--- EXERCISE DESCRIPTION ---
Please transcribe the data below exactly. Leave the pictures out.

--- INPUT MATERIAL ---
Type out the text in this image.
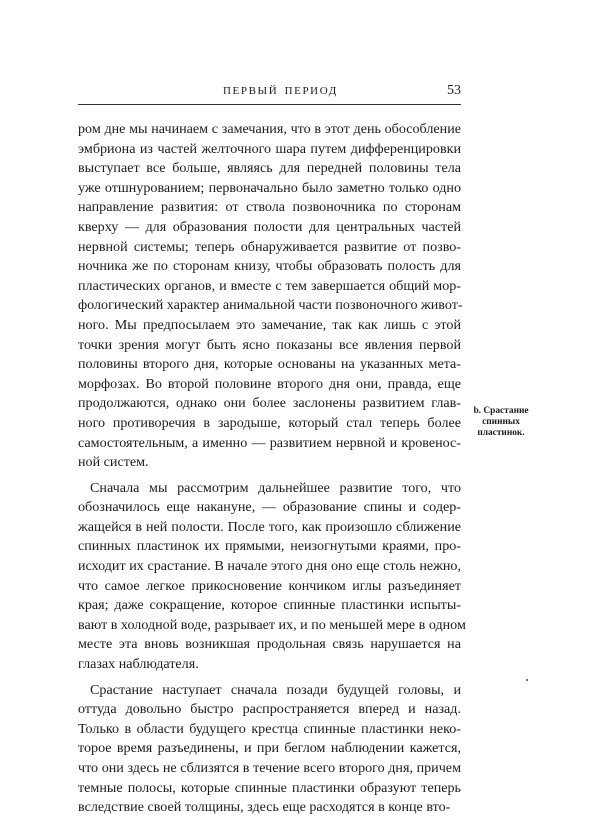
ПЕРВЫЙ ПЕРИОД	53
ром дне мы начинаем с замечания, что в этот день обособление
эмбриона из частей желточного шара путем дифференцировки
выступает все больше, являясь для передней половины тела
уже отшнурованием; первоначально было заметно только одно
направление развития: от ствола позвоночника по сторонам
кверху — для образования полости для центральных частей
нервной системы; теперь обнаруживается развитие от позво-
ночника же по сторонам книзу, чтобы образовать полость для
пластических органов, и вместе с тем завершается общий мор-
фологический характер анимальной части позвоночного живот-
ного. Мы предпосылаем это замечание, так как лишь с этой
точки зрения могут быть ясно показаны все явления первой
половины второго дня, которые основаны на указанных мета-
морфозах. Во второй половине второго дня они, правда, еще
продолжаются, однако они более заслонены развитием глав-
ного противоречия в зародыше, который стал теперь более
самостоятельным, а именно — развитием нервной и кровенос-
ной систем.
Сначала мы рассмотрим дальнейшее развитие того, что
обозначилось еще накануне, — образование спины и содер-
жащейся в ней полости. После того, как произошло сближение
спинных пластинок их прямыми, неизогнутыми краями, про-
исходит их срастание. В начале этого дня оно еще столь нежно,
что самое легкое прикосновение кончиком иглы разъединяет
края; даже сокращение, которое спинные пластинки испыты-
вают в холодной воде, разрывает их, и по меньшей мере в одном
месте эта вновь возникшая продольная связь нарушается на
глазах наблюдателя.
Срастание наступает сначала позади будущей головы, и
оттуда довольно быстро распространяется вперед и назад.
Только в области будущего крестца спинные пластинки неко-
торое время разъединены, и при беглом наблюдении кажется,
что они здесь не сблизятся в течение всего второго дня, причем
темные полосы, которые спинные пластинки образуют теперь
вследствие своей толщины, здесь еще расходятся в конце вто-
b. Срастание
спинных
пластинок.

--- RESULT OF THE EXERCISE ---
Type out the text in this image.
ПЕРВЫЙ ПЕРИОД	53
ром дне мы начинаем с замечания, что в этот день обособление
эмбриона из частей желточного шара путем дифференцировки
выступает все больше, являясь для передней половины тела
уже отшнурованием; первоначально было заметно только одно
направление развития: от ствола позвоночника по сторонам
кверху — для образования полости для центральных частей
нервной системы; теперь обнаруживается развитие от позво-
ночника же по сторонам книзу, чтобы образовать полость для
пластических органов, и вместе с тем завершается общий мор-
фологический характер анимальной части позвоночного живот-
ного. Мы предпосылаем это замечание, так как лишь с этой
точки зрения могут быть ясно показаны все явления первой
половины второго дня, которые основаны на указанных мета-
морфозах. Во второй половине второго дня они, правда, еще
продолжаются, однако они более заслонены развитием глав-
ного противоречия в зародыше, который стал теперь более
самостоятельным, а именно — развитием нервной и кровенос-
ной систем.
Сначала мы рассмотрим дальнейшее развитие того, что
обозначилось еще накануне, — образование спины и содер-
жащейся в ней полости. После того, как произошло сближение
спинных пластинок их прямыми, неизогнутыми краями, про-
исходит их срастание. В начале этого дня оно еще столь нежно,
что самое легкое прикосновение кончиком иглы разъединяет
края; даже сокращение, которое спинные пластинки испыты-
вают в холодной воде, разрывает их, и по меньшей мере в одном
месте эта вновь возникшая продольная связь нарушается на
глазах наблюдателя.
Срастание наступает сначала позади будущей головы, и
оттуда довольно быстро распространяется вперед и назад.
Только в области будущего крестца спинные пластинки неко-
торое время разъединены, и при беглом наблюдении кажется,
что они здесь не сблизятся в течение всего второго дня, причем
темные полосы, которые спинные пластинки образуют теперь
вследствие своей толщины, здесь еще расходятся в конце вто-
b. Срастание
спинных
пластинок.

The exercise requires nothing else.